▶ SHORT EXERCISE A:
In the passage on Holly McClane and Thornburg, print everything from "That is, of" down to "equipped to answer.".
▶ SHORT EXERCISE B:
The passage on Holly McClane and Thornburg says Holly's insults toward him seem out of line. In one to three sentences, explain the reason it gives.
▶ SHORT EXERCISE C:
Pick up the passage on Holly McClane and Thornburg from where it stops, and carry it forward.

▶ EXTRACTED TEXT:
==============================
But let’s get back to the taser. As luck (i.e., the lazy screenwriter) would have it, Thornburg gets seated near Holly McClane. Now I understand as well as anybody that this man is a jerk. But Holly is viciously merciless toward him in this film. Yet the film really hasn’t set him up to be the kind of character who should just have all of this profound verbal abuse heaped upon him. Instead, it shows him whining about not being able to ride first class. That’s Steve Martin from Planes, Trains, and Automobiles. If you haven’t seen the first film, Holly’s invectives seem way out of line.
That is, of course, until Thornburg inevitably puts the lives of the passengers in jeopardy in order to win journalism awards. Holly’s response is to grab the old lady’s taser and electro-shock Thornburg right in the freaking heart. This, ladies and gentlemen, is the woman whose lack of affection sends John McClane into a terrible spiral of alcoholism by the time of the third Die Hard film – this woman, the one who almost certainly just killed a man for acting the way people in coach always act. Now the movie is raising profound psychological questions about its main characters that I am not equipped to answer.
==============================
▶ GIVEN ENTRIES:

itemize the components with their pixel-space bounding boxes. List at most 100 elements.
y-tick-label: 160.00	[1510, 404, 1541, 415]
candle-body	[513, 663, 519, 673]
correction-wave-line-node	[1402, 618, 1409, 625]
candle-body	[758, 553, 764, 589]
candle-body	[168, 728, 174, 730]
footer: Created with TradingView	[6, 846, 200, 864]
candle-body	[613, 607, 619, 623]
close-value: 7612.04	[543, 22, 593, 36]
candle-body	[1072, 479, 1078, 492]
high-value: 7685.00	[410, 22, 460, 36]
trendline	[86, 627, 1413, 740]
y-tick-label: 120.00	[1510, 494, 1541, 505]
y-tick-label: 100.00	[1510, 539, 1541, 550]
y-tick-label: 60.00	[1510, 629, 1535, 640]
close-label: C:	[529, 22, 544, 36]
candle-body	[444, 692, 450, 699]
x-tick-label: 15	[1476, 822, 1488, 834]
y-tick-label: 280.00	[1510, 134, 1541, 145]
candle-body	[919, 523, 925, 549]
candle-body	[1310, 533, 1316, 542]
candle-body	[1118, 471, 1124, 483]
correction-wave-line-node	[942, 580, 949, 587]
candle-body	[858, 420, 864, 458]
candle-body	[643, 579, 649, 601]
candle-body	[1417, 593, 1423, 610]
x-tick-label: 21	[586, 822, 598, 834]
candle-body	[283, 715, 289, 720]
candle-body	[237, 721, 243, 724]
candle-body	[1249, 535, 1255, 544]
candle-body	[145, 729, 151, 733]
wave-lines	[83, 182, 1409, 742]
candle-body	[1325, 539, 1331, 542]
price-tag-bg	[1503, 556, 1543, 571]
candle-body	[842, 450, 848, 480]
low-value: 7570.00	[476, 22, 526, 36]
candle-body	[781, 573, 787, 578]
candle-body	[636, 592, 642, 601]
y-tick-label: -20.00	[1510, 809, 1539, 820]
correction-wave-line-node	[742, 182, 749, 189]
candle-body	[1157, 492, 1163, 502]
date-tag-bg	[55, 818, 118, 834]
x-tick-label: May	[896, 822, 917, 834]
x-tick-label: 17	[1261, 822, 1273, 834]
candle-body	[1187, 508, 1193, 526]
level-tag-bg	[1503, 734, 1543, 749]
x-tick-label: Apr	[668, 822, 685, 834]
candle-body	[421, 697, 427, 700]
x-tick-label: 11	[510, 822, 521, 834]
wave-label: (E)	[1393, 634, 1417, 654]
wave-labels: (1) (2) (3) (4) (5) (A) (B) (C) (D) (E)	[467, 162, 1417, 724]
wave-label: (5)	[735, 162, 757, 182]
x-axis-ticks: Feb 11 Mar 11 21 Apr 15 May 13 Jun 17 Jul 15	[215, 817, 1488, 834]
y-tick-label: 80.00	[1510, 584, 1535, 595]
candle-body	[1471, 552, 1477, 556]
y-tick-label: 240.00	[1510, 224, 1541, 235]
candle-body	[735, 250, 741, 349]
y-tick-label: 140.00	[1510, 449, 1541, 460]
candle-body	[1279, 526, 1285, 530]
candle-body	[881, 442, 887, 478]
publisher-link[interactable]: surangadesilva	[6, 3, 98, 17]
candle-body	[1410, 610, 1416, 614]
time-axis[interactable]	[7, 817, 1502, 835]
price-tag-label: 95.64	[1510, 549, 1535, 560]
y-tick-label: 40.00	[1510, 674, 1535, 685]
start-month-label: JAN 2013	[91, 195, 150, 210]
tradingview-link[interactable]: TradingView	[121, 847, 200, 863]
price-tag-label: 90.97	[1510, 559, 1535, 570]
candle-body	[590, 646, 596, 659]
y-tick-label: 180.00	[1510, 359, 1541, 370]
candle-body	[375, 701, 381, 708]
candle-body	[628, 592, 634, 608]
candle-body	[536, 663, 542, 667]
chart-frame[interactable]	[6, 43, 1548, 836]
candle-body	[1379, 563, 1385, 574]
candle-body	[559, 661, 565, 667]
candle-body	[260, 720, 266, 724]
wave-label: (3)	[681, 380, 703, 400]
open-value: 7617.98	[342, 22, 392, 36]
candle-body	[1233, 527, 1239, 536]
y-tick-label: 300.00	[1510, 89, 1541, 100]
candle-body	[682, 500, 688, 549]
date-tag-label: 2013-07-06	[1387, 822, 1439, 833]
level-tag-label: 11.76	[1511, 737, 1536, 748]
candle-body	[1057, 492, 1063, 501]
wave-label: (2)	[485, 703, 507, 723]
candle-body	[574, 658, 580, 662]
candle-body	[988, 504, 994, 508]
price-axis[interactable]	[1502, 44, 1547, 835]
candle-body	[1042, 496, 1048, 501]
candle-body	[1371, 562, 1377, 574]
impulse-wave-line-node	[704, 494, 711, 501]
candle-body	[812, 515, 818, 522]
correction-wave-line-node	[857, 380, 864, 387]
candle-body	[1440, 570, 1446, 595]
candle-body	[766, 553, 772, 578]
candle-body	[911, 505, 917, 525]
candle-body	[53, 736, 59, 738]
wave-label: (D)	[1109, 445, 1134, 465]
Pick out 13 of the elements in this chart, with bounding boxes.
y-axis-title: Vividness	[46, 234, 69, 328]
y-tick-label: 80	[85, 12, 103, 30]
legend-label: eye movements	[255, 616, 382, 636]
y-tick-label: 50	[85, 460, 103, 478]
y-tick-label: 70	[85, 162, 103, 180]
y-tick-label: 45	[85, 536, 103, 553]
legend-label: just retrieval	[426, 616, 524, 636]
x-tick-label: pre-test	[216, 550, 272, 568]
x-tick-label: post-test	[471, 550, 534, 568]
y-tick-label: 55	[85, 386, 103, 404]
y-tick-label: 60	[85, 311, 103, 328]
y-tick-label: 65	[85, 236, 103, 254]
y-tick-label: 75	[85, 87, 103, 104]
==============================
▶ EXERCISE ANSWER A:
That is, of course, until Thornburg inevitably puts the lives of the passengers in jeopardy in order to win journalism awards. Holly’s response is to grab the old lady’s taser and electro-shock Thornburg right in the freaking heart. This, ladies and gentlemen, is the woman whose lack of affection sends John McClane into a terrible spiral of alcoholism by the time of the third Die Hard film – this woman, the one who almost certainly just killed a man for acting the way people in coach always act. Now the movie is raising profound psychological questions about its main characters that I am not equipped to answer.

▶ EXERCISE ANSWER B:
The film hasn't set Thornburg up as someone who deserves so much verbal abuse. It only shows him whining about not being able to ride first class. For a viewer who hasn't seen the first film, Holly's attacks on him therefore seem excessive.

▶ EXERCISE ANSWER C:
Not moving. Not breathing. Dead eyes. Yeah, he'll be fine.
Thornburg’s idiocy centers around his use of the airphone. This leads me to my absolute favorite plot hole in the film: The airphone on the plane can be used at any time during the story, even while terrorists are causing a major crisis at the airport. Since this is the case, then why, when the communications tower is prevented from contacting their airplanes by the terrorists, doesn’t anybody think to use the magnificent, wonderful, state-of-the-art airphones? Why was there so much buildup about them?
The main plot of the movie is not much more coherent than that. Here are some of the film’s highlights:
John McClane talks out loud to himself.
John McClane uses spray paint to subdue an enemy.
John McClane kills Charlie McCarthy with scaffolding.
John McClane bites off a bad guy’s finger.
John McClane sends a fax!!!
Most importantly, John McClane befriends Marvin, the world’s weirdest and most irritating action hero ally in all of cinematic history.
What about the bad guys? Well, the first thing we see of the main villain is…um, rather awkward to explain. It’s him, in the nude, practicing martial arts. Again, this raises some difficult questions about what the director was trying to accomplish. Is this what he thinks the audience was paying to see? Who was the target demographic here? When I picture a stereotypical Die Hard fan, I don’t think of anyone who wants to see this man naked. To make things worse, the film seems like it’s trying to make a joke out of how much of this man’s nudity it shows us. If you’re going to watch this movie, then here’s a very important piece of advice, learned from a mistake I wish I’d never made: Do not – I repeat, DO NOT – look in the mirror.
Tai chi hard.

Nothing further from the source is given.